GIVEN RECORDS
▽

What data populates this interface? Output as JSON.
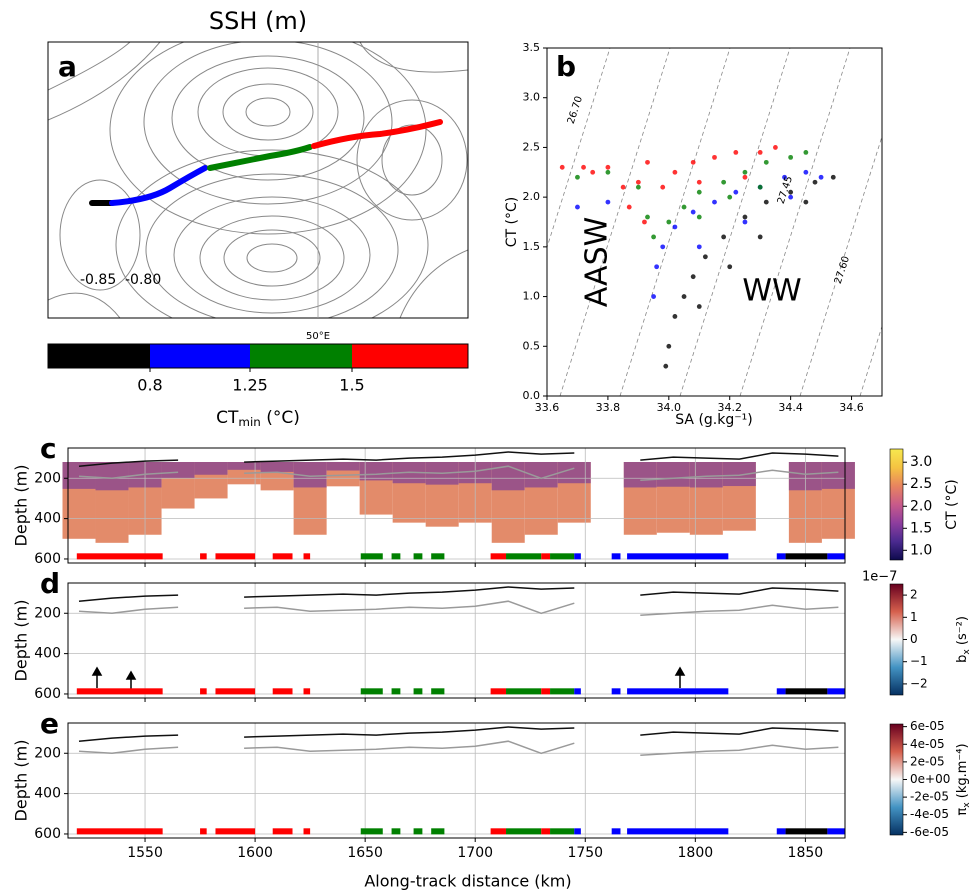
{
  "chart_data": [
    {
      "type": "map",
      "panel_label": "a",
      "title": "SSH (m)",
      "contour_labels": [
        "-0.85",
        "-0.80"
      ],
      "lon_label": "50°E"
    },
    {
      "type": "colorbar",
      "colors": [
        "#000000",
        "#0000ff",
        "#008000",
        "#ff0000"
      ],
      "ticks": [
        0.8,
        1.25,
        1.5
      ],
      "label_main": "CT",
      "label_sub": "min",
      "label_unit": " (°C)"
    },
    {
      "type": "scatter",
      "panel_label": "b",
      "xlabel": "SA (g.kg⁻¹)",
      "ylabel": "CT (°C)",
      "xlim": [
        33.6,
        34.7
      ],
      "ylim": [
        0,
        3.5
      ],
      "xticks": [
        33.6,
        33.8,
        {
          "value": 34,
          "label": "34.0"
        },
        34.2,
        34.4,
        34.6
      ],
      "yticks": [
        {
          "value": 0,
          "label": "0.0"
        },
        0.5,
        {
          "value": 1,
          "label": "1.0"
        },
        1.5,
        {
          "value": 2,
          "label": "2.0"
        },
        2.5,
        {
          "value": 3,
          "label": "3.0"
        },
        3.5
      ],
      "annotations": [
        "AASW",
        "WW"
      ],
      "isopycnal_labels": [
        "26.70",
        "27.45",
        "27.60"
      ],
      "series": [
        {
          "color": "#000000",
          "x": [
            33.99,
            34.0,
            34.02,
            34.05,
            34.08,
            34.12,
            34.18,
            34.25,
            34.32,
            34.4,
            34.48,
            34.54,
            34.1,
            34.2,
            34.3,
            34.45
          ],
          "y": [
            0.3,
            0.5,
            0.8,
            1.0,
            1.2,
            1.4,
            1.6,
            1.8,
            1.95,
            2.05,
            2.15,
            2.2,
            0.9,
            1.3,
            1.6,
            1.95
          ]
        },
        {
          "color": "#0000ff",
          "x": [
            33.95,
            33.96,
            33.98,
            34.02,
            34.08,
            34.15,
            34.22,
            34.3,
            34.38,
            34.45,
            34.5,
            33.7,
            33.8,
            34.1,
            34.25,
            34.4
          ],
          "y": [
            1.0,
            1.3,
            1.5,
            1.7,
            1.85,
            1.95,
            2.05,
            2.1,
            2.2,
            2.25,
            2.2,
            1.9,
            1.95,
            1.5,
            1.75,
            2.0
          ]
        },
        {
          "color": "#008000",
          "x": [
            33.9,
            33.93,
            33.95,
            34.0,
            34.05,
            34.1,
            34.18,
            34.25,
            34.32,
            34.4,
            34.45,
            34.1,
            34.2,
            34.3,
            33.7,
            33.8
          ],
          "y": [
            2.1,
            1.8,
            1.6,
            1.75,
            1.9,
            2.05,
            2.15,
            2.25,
            2.35,
            2.4,
            2.45,
            1.8,
            2.0,
            2.1,
            2.2,
            2.25
          ]
        },
        {
          "color": "#ff0000",
          "x": [
            33.65,
            33.72,
            33.8,
            33.85,
            33.87,
            33.9,
            33.93,
            33.98,
            34.02,
            34.08,
            34.15,
            34.22,
            34.3,
            34.35,
            34.25,
            34.1,
            33.75,
            33.92
          ],
          "y": [
            2.3,
            2.3,
            2.3,
            2.1,
            1.9,
            2.15,
            2.35,
            2.1,
            2.25,
            2.35,
            2.4,
            2.45,
            2.45,
            2.5,
            2.2,
            2.15,
            2.25,
            1.75
          ]
        }
      ]
    },
    {
      "type": "section",
      "panel_label": "c",
      "ylabel": "Depth (m)",
      "xlim": [
        1515,
        1868
      ],
      "ylim": [
        50,
        620
      ],
      "xticks": [
        1550,
        1600,
        1650,
        1700,
        1750,
        1800,
        1850
      ],
      "yticks": [
        200,
        400,
        600
      ],
      "x": [
        1520,
        1535,
        1550,
        1565,
        1580,
        1595,
        1610,
        1625,
        1640,
        1655,
        1670,
        1685,
        1700,
        1715,
        1730,
        1745,
        1760,
        1775,
        1790,
        1805,
        1820,
        1835,
        1850,
        1865
      ],
      "bottom": [
        500,
        520,
        480,
        350,
        300,
        230,
        260,
        480,
        240,
        380,
        420,
        440,
        420,
        520,
        480,
        420,
        null,
        480,
        470,
        480,
        460,
        null,
        520,
        500
      ],
      "series": [
        {
          "color": "#111111",
          "values": [
            140,
            125,
            115,
            110,
            null,
            120,
            115,
            110,
            105,
            110,
            100,
            95,
            85,
            70,
            80,
            75,
            null,
            110,
            95,
            100,
            105,
            75,
            80,
            90
          ]
        },
        {
          "color": "#9a9a9a",
          "values": [
            190,
            200,
            180,
            170,
            null,
            175,
            170,
            190,
            185,
            180,
            170,
            175,
            165,
            140,
            200,
            150,
            null,
            210,
            200,
            190,
            185,
            160,
            180,
            170
          ]
        }
      ],
      "strip": [
        {
          "x0": 1519,
          "x1": 1558,
          "color": "#ff0000"
        },
        {
          "x0": 1575,
          "x1": 1578,
          "color": "#ff0000"
        },
        {
          "x0": 1582,
          "x1": 1600,
          "color": "#ff0000"
        },
        {
          "x0": 1608,
          "x1": 1617,
          "color": "#ff0000"
        },
        {
          "x0": 1622,
          "x1": 1625,
          "color": "#ff0000"
        },
        {
          "x0": 1648,
          "x1": 1658,
          "color": "#008000"
        },
        {
          "x0": 1662,
          "x1": 1666,
          "color": "#008000"
        },
        {
          "x0": 1672,
          "x1": 1676,
          "color": "#008000"
        },
        {
          "x0": 1680,
          "x1": 1686,
          "color": "#008000"
        },
        {
          "x0": 1707,
          "x1": 1714,
          "color": "#ff0000"
        },
        {
          "x0": 1714,
          "x1": 1730,
          "color": "#008000"
        },
        {
          "x0": 1730,
          "x1": 1734,
          "color": "#ff0000"
        },
        {
          "x0": 1734,
          "x1": 1745,
          "color": "#008000"
        },
        {
          "x0": 1745,
          "x1": 1748,
          "color": "#0000ff"
        },
        {
          "x0": 1762,
          "x1": 1766,
          "color": "#0000ff"
        },
        {
          "x0": 1769,
          "x1": 1815,
          "color": "#0000ff"
        },
        {
          "x0": 1837,
          "x1": 1841,
          "color": "#0000ff"
        },
        {
          "x0": 1841,
          "x1": 1860,
          "color": "#000000"
        },
        {
          "x0": 1860,
          "x1": 1868,
          "color": "#0000ff"
        }
      ],
      "colorbar": {
        "lim": [
          0.78,
          3.3
        ],
        "ticks": [
          {
            "value": 1,
            "label": "1.0"
          },
          1.5,
          {
            "value": 2,
            "label": "2.0"
          },
          2.5,
          {
            "value": 3,
            "label": "3.0"
          }
        ],
        "colors": [
          "#0d0a4d",
          "#4a2a8f",
          "#8e3e9e",
          "#c85a8a",
          "#e8845f",
          "#f5c342",
          "#f6e84f"
        ],
        "label": "CT (°C)"
      }
    },
    {
      "type": "section",
      "panel_label": "d",
      "ylabel": "Depth (m)",
      "xlim": [
        1515,
        1868
      ],
      "ylim": [
        50,
        620
      ],
      "xticks": [
        1550,
        1600,
        1650,
        1700,
        1750,
        1800,
        1850
      ],
      "yticks": [
        200,
        400,
        600
      ],
      "x": [
        1520,
        1535,
        1550,
        1565,
        1580,
        1595,
        1610,
        1625,
        1640,
        1655,
        1670,
        1685,
        1700,
        1715,
        1730,
        1745,
        1760,
        1775,
        1790,
        1805,
        1820,
        1835,
        1850,
        1865
      ],
      "series": [
        {
          "color": "#111111",
          "values": [
            140,
            125,
            115,
            110,
            null,
            120,
            115,
            110,
            105,
            110,
            100,
            95,
            85,
            70,
            80,
            75,
            null,
            110,
            95,
            100,
            105,
            75,
            80,
            90
          ]
        },
        {
          "color": "#9a9a9a",
          "values": [
            190,
            200,
            180,
            170,
            null,
            175,
            170,
            190,
            185,
            180,
            170,
            175,
            165,
            140,
            200,
            150,
            null,
            210,
            200,
            190,
            185,
            160,
            180,
            170
          ]
        }
      ],
      "strip": [
        {
          "x0": 1519,
          "x1": 1558,
          "color": "#ff0000"
        },
        {
          "x0": 1575,
          "x1": 1578,
          "color": "#ff0000"
        },
        {
          "x0": 1582,
          "x1": 1600,
          "color": "#ff0000"
        },
        {
          "x0": 1608,
          "x1": 1617,
          "color": "#ff0000"
        },
        {
          "x0": 1622,
          "x1": 1625,
          "color": "#ff0000"
        },
        {
          "x0": 1648,
          "x1": 1658,
          "color": "#008000"
        },
        {
          "x0": 1662,
          "x1": 1666,
          "color": "#008000"
        },
        {
          "x0": 1672,
          "x1": 1676,
          "color": "#008000"
        },
        {
          "x0": 1680,
          "x1": 1686,
          "color": "#008000"
        },
        {
          "x0": 1707,
          "x1": 1714,
          "color": "#ff0000"
        },
        {
          "x0": 1714,
          "x1": 1730,
          "color": "#008000"
        },
        {
          "x0": 1730,
          "x1": 1734,
          "color": "#ff0000"
        },
        {
          "x0": 1734,
          "x1": 1745,
          "color": "#008000"
        },
        {
          "x0": 1745,
          "x1": 1748,
          "color": "#0000ff"
        },
        {
          "x0": 1762,
          "x1": 1766,
          "color": "#0000ff"
        },
        {
          "x0": 1769,
          "x1": 1815,
          "color": "#0000ff"
        },
        {
          "x0": 1837,
          "x1": 1841,
          "color": "#0000ff"
        },
        {
          "x0": 1841,
          "x1": 1860,
          "color": "#000000"
        },
        {
          "x0": 1860,
          "x1": 1868,
          "color": "#0000ff"
        }
      ],
      "colorbar": {
        "lim": [
          -2.5,
          2.5
        ],
        "offset_label": "1e−7",
        "ticks": [
          {
            "value": -2,
            "label": "−2"
          },
          {
            "value": -1,
            "label": "−1"
          },
          0,
          1,
          2
        ],
        "colors": [
          "#053061",
          "#4393c3",
          "#f7f7f7",
          "#d6604d",
          "#67001f"
        ],
        "label_main": "b",
        "label_sub": "x",
        "label_unit": " (s⁻²)"
      }
    },
    {
      "type": "section",
      "panel_label": "e",
      "ylabel": "Depth (m)",
      "xlabel": "Along-track distance (km)",
      "xlim": [
        1515,
        1868
      ],
      "ylim": [
        50,
        620
      ],
      "xticks": [
        1550,
        1600,
        1650,
        1700,
        1750,
        1800,
        1850
      ],
      "yticks": [
        200,
        400,
        600
      ],
      "x": [
        1520,
        1535,
        1550,
        1565,
        1580,
        1595,
        1610,
        1625,
        1640,
        1655,
        1670,
        1685,
        1700,
        1715,
        1730,
        1745,
        1760,
        1775,
        1790,
        1805,
        1820,
        1835,
        1850,
        1865
      ],
      "series": [
        {
          "color": "#111111",
          "values": [
            140,
            125,
            115,
            110,
            null,
            120,
            115,
            110,
            105,
            110,
            100,
            95,
            85,
            70,
            80,
            75,
            null,
            110,
            95,
            100,
            105,
            75,
            80,
            90
          ]
        },
        {
          "color": "#9a9a9a",
          "values": [
            190,
            200,
            180,
            170,
            null,
            175,
            170,
            190,
            185,
            180,
            170,
            175,
            165,
            140,
            200,
            150,
            null,
            210,
            200,
            190,
            185,
            160,
            180,
            170
          ]
        }
      ],
      "strip": [
        {
          "x0": 1519,
          "x1": 1558,
          "color": "#ff0000"
        },
        {
          "x0": 1575,
          "x1": 1578,
          "color": "#ff0000"
        },
        {
          "x0": 1582,
          "x1": 1600,
          "color": "#ff0000"
        },
        {
          "x0": 1608,
          "x1": 1617,
          "color": "#ff0000"
        },
        {
          "x0": 1622,
          "x1": 1625,
          "color": "#ff0000"
        },
        {
          "x0": 1648,
          "x1": 1658,
          "color": "#008000"
        },
        {
          "x0": 1662,
          "x1": 1666,
          "color": "#008000"
        },
        {
          "x0": 1672,
          "x1": 1676,
          "color": "#008000"
        },
        {
          "x0": 1680,
          "x1": 1686,
          "color": "#008000"
        },
        {
          "x0": 1707,
          "x1": 1714,
          "color": "#ff0000"
        },
        {
          "x0": 1714,
          "x1": 1730,
          "color": "#008000"
        },
        {
          "x0": 1730,
          "x1": 1734,
          "color": "#ff0000"
        },
        {
          "x0": 1734,
          "x1": 1745,
          "color": "#008000"
        },
        {
          "x0": 1745,
          "x1": 1748,
          "color": "#0000ff"
        },
        {
          "x0": 1762,
          "x1": 1766,
          "color": "#0000ff"
        },
        {
          "x0": 1769,
          "x1": 1815,
          "color": "#0000ff"
        },
        {
          "x0": 1837,
          "x1": 1841,
          "color": "#0000ff"
        },
        {
          "x0": 1841,
          "x1": 1860,
          "color": "#000000"
        },
        {
          "x0": 1860,
          "x1": 1868,
          "color": "#0000ff"
        }
      ],
      "colorbar": {
        "lim": [
          -6.3e-05,
          6.3e-05
        ],
        "ticks": [
          {
            "value": 6e-05,
            "label": "6e-05"
          },
          {
            "value": 4e-05,
            "label": "4e-05"
          },
          {
            "value": 2e-05,
            "label": "2e-05"
          },
          {
            "value": 0,
            "label": "0e+00"
          },
          {
            "value": -2e-05,
            "label": "-2e-05"
          },
          {
            "value": -4e-05,
            "label": "-4e-05"
          },
          {
            "value": -6e-05,
            "label": "-6e-05"
          }
        ],
        "colors": [
          "#053061",
          "#4393c3",
          "#f7f7f7",
          "#d6604d",
          "#67001f"
        ],
        "label_main": "π",
        "label_sub": "x",
        "label_unit": " (kg.m⁻⁴)"
      }
    }
  ]
}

△

PROBLEM DETAILS
Search the data for the string "xlabel" and copy each line where it appears.

OUTPUT OF THE EXERCISE
      "xlabel": "SA (g.kg⁻¹)",
      "xlabel": "Along-track distance (km)",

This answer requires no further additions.